[AIM OF THE TASK] Reproduce the listing below exactly, minus its pictures.

Dataset entries:
::::::::::
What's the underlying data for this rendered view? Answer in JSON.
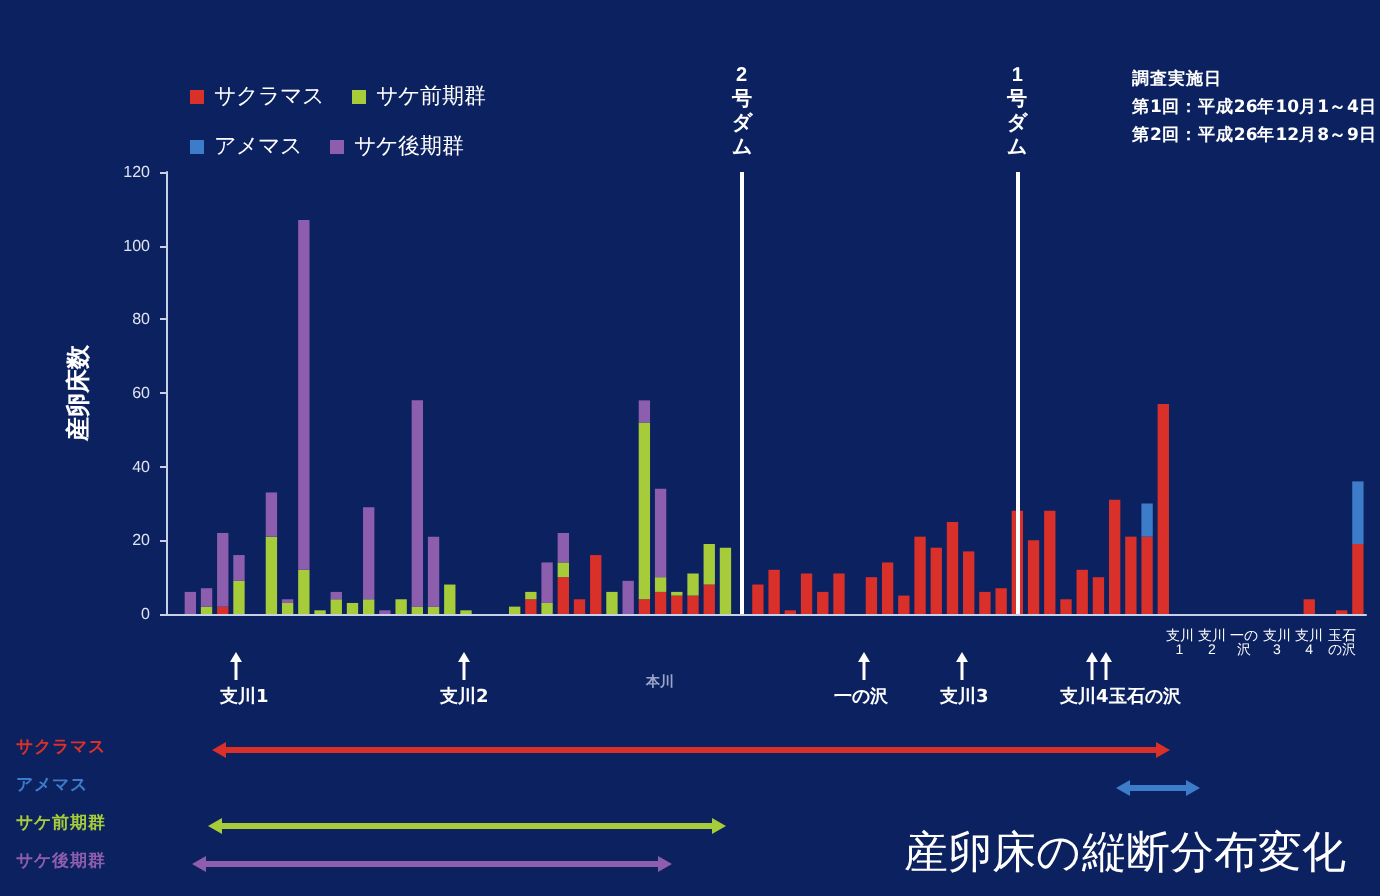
{
  "chart_data": {
    "type": "bar",
    "stacked": true,
    "title": "産卵床の縦断分布変化",
    "ylabel": "産卵床数",
    "categories": [
      null,
      null,
      null,
      null,
      null,
      null,
      null,
      null,
      null,
      null,
      null,
      null,
      null,
      null,
      null,
      null,
      null,
      null,
      null,
      null,
      null,
      null,
      null,
      null,
      null,
      null,
      null,
      null,
      null,
      null,
      null,
      null,
      null,
      null,
      null,
      null,
      null,
      null,
      null,
      null,
      null,
      null,
      null,
      null,
      null,
      null,
      null,
      null,
      null,
      null,
      null,
      null,
      null,
      null,
      null,
      null,
      null,
      null,
      null,
      null,
      null,
      null,
      "支川1",
      null,
      "支川2",
      null,
      "一の沢",
      null,
      "支川3",
      null,
      "支川4",
      null,
      "玉石の沢",
      null
    ],
    "series": [
      {
        "name": "サクラマス",
        "color": "#d9302a",
        "values": [
          null,
          null,
          null,
          2,
          null,
          null,
          null,
          null,
          null,
          null,
          null,
          null,
          null,
          null,
          null,
          null,
          null,
          null,
          null,
          null,
          null,
          null,
          4,
          null,
          10,
          4,
          16,
          null,
          null,
          4,
          6,
          5,
          5,
          8,
          null,
          null,
          8,
          12,
          1,
          11,
          6,
          11,
          null,
          10,
          14,
          5,
          21,
          18,
          25,
          17,
          6,
          7,
          28,
          20,
          28,
          4,
          12,
          10,
          31,
          21,
          21,
          57,
          null,
          null,
          null,
          null,
          null,
          null,
          null,
          null,
          4,
          null,
          1,
          19
        ]
      },
      {
        "name": "アメマス",
        "color": "#3d7cc9",
        "values": [
          null,
          null,
          null,
          null,
          null,
          null,
          null,
          null,
          null,
          null,
          null,
          null,
          null,
          null,
          null,
          null,
          null,
          null,
          null,
          null,
          null,
          null,
          null,
          null,
          null,
          null,
          null,
          null,
          null,
          null,
          null,
          null,
          null,
          null,
          null,
          null,
          null,
          null,
          null,
          null,
          null,
          null,
          null,
          null,
          null,
          null,
          null,
          null,
          null,
          null,
          null,
          null,
          null,
          null,
          null,
          null,
          null,
          null,
          null,
          null,
          9,
          null,
          null,
          null,
          null,
          null,
          null,
          null,
          null,
          null,
          null,
          null,
          null,
          17
        ]
      },
      {
        "name": "サケ前期群",
        "color": "#a6cc3a",
        "values": [
          null,
          null,
          2,
          null,
          9,
          null,
          21,
          3,
          12,
          1,
          4,
          3,
          4,
          null,
          4,
          2,
          2,
          8,
          1,
          null,
          null,
          2,
          2,
          3,
          4,
          null,
          null,
          6,
          null,
          48,
          4,
          1,
          6,
          11,
          18,
          null,
          null,
          null,
          null,
          null,
          null,
          null,
          null,
          null,
          null,
          null,
          null,
          null,
          null,
          null,
          null,
          null,
          null,
          null,
          null,
          null,
          null,
          null,
          null,
          null,
          null,
          null,
          null,
          null,
          null,
          null,
          null,
          null,
          null,
          null,
          null,
          null,
          null,
          null
        ]
      },
      {
        "name": "サケ後期群",
        "color": "#8e5eae",
        "values": [
          null,
          6,
          5,
          20,
          7,
          null,
          12,
          1,
          95,
          null,
          2,
          null,
          25,
          1,
          null,
          56,
          19,
          null,
          null,
          null,
          null,
          null,
          null,
          11,
          8,
          null,
          null,
          null,
          9,
          6,
          24,
          null,
          null,
          null,
          null,
          null,
          null,
          null,
          null,
          null,
          null,
          null,
          null,
          null,
          null,
          null,
          null,
          null,
          null,
          null,
          null,
          null,
          null,
          null,
          null,
          null,
          null,
          null,
          null,
          null,
          null,
          null,
          null,
          null,
          null,
          null,
          null,
          null,
          null,
          null,
          null,
          null,
          null,
          null
        ]
      }
    ],
    "ylim": [
      0,
      120
    ],
    "yticks": [
      0,
      20,
      40,
      60,
      80,
      100,
      120
    ],
    "grid": false,
    "legend": "top left",
    "annotations": [
      "調査実施日",
      "第1回：平成26年10月1～4日",
      "第2回：平成26年12月8～9日",
      "2号ダム",
      "1号ダム",
      "支川1",
      "支川2",
      "本川",
      "一の沢",
      "支川3",
      "支川4玉石の沢"
    ]
  }
}
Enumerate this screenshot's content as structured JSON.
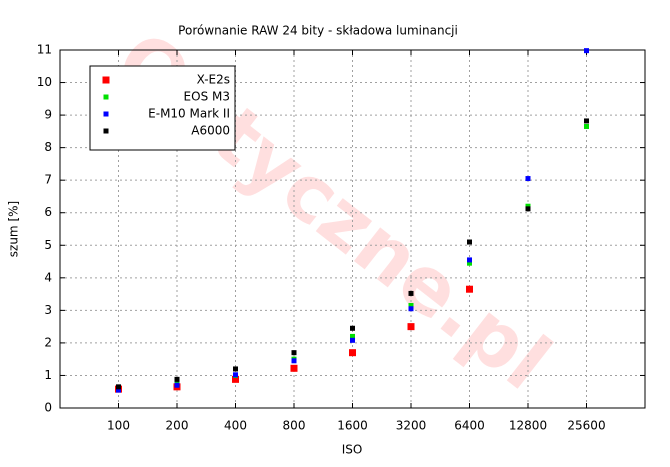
::::::::::
[SOLUTION BELOW]
What's the underlying data for this rendered view? Answer in JSON.
{
  "chart_data": {
    "type": "bar",
    "stacked": true,
    "title": "産卵床の縦断分布変化",
    "ylabel": "産卵床数",
    "categories": [
      null,
      null,
      null,
      null,
      null,
      null,
      null,
      null,
      null,
      null,
      null,
      null,
      null,
      null,
      null,
      null,
      null,
      null,
      null,
      null,
      null,
      null,
      null,
      null,
      null,
      null,
      null,
      null,
      null,
      null,
      null,
      null,
      null,
      null,
      null,
      null,
      null,
      null,
      null,
      null,
      null,
      null,
      null,
      null,
      null,
      null,
      null,
      null,
      null,
      null,
      null,
      null,
      null,
      null,
      null,
      null,
      null,
      null,
      null,
      null,
      null,
      null,
      "支川1",
      null,
      "支川2",
      null,
      "一の沢",
      null,
      "支川3",
      null,
      "支川4",
      null,
      "玉石の沢",
      null
    ],
    "series": [
      {
        "name": "サクラマス",
        "color": "#d9302a",
        "values": [
          null,
          null,
          null,
          2,
          null,
          null,
          null,
          null,
          null,
          null,
          null,
          null,
          null,
          null,
          null,
          null,
          null,
          null,
          null,
          null,
          null,
          null,
          4,
          null,
          10,
          4,
          16,
          null,
          null,
          4,
          6,
          5,
          5,
          8,
          null,
          null,
          8,
          12,
          1,
          11,
          6,
          11,
          null,
          10,
          14,
          5,
          21,
          18,
          25,
          17,
          6,
          7,
          28,
          20,
          28,
          4,
          12,
          10,
          31,
          21,
          21,
          57,
          null,
          null,
          null,
          null,
          null,
          null,
          null,
          null,
          4,
          null,
          1,
          19
        ]
      },
      {
        "name": "アメマス",
        "color": "#3d7cc9",
        "values": [
          null,
          null,
          null,
          null,
          null,
          null,
          null,
          null,
          null,
          null,
          null,
          null,
          null,
          null,
          null,
          null,
          null,
          null,
          null,
          null,
          null,
          null,
          null,
          null,
          null,
          null,
          null,
          null,
          null,
          null,
          null,
          null,
          null,
          null,
          null,
          null,
          null,
          null,
          null,
          null,
          null,
          null,
          null,
          null,
          null,
          null,
          null,
          null,
          null,
          null,
          null,
          null,
          null,
          null,
          null,
          null,
          null,
          null,
          null,
          null,
          9,
          null,
          null,
          null,
          null,
          null,
          null,
          null,
          null,
          null,
          null,
          null,
          null,
          17
        ]
      },
      {
        "name": "サケ前期群",
        "color": "#a6cc3a",
        "values": [
          null,
          null,
          2,
          null,
          9,
          null,
          21,
          3,
          12,
          1,
          4,
          3,
          4,
          null,
          4,
          2,
          2,
          8,
          1,
          null,
          null,
          2,
          2,
          3,
          4,
          null,
          null,
          6,
          null,
          48,
          4,
          1,
          6,
          11,
          18,
          null,
          null,
          null,
          null,
          null,
          null,
          null,
          null,
          null,
          null,
          null,
          null,
          null,
          null,
          null,
          null,
          null,
          null,
          null,
          null,
          null,
          null,
          null,
          null,
          null,
          null,
          null,
          null,
          null,
          null,
          null,
          null,
          null,
          null,
          null,
          null,
          null,
          null,
          null
        ]
      },
      {
        "name": "サケ後期群",
        "color": "#8e5eae",
        "values": [
          null,
          6,
          5,
          20,
          7,
          null,
          12,
          1,
          95,
          null,
          2,
          null,
          25,
          1,
          null,
          56,
          19,
          null,
          null,
          null,
          null,
          null,
          null,
          11,
          8,
          null,
          null,
          null,
          9,
          6,
          24,
          null,
          null,
          null,
          null,
          null,
          null,
          null,
          null,
          null,
          null,
          null,
          null,
          null,
          null,
          null,
          null,
          null,
          null,
          null,
          null,
          null,
          null,
          null,
          null,
          null,
          null,
          null,
          null,
          null,
          null,
          null,
          null,
          null,
          null,
          null,
          null,
          null,
          null,
          null,
          null,
          null,
          null,
          null
        ]
      }
    ],
    "ylim": [
      0,
      120
    ],
    "yticks": [
      0,
      20,
      40,
      60,
      80,
      100,
      120
    ],
    "grid": false,
    "legend": "top left",
    "annotations": [
      "調査実施日",
      "第1回：平成26年10月1～4日",
      "第2回：平成26年12月8～9日",
      "2号ダム",
      "1号ダム",
      "支川1",
      "支川2",
      "本川",
      "一の沢",
      "支川3",
      "支川4玉石の沢"
    ]
  }
}
Enumerate this screenshot's content as structured JSON.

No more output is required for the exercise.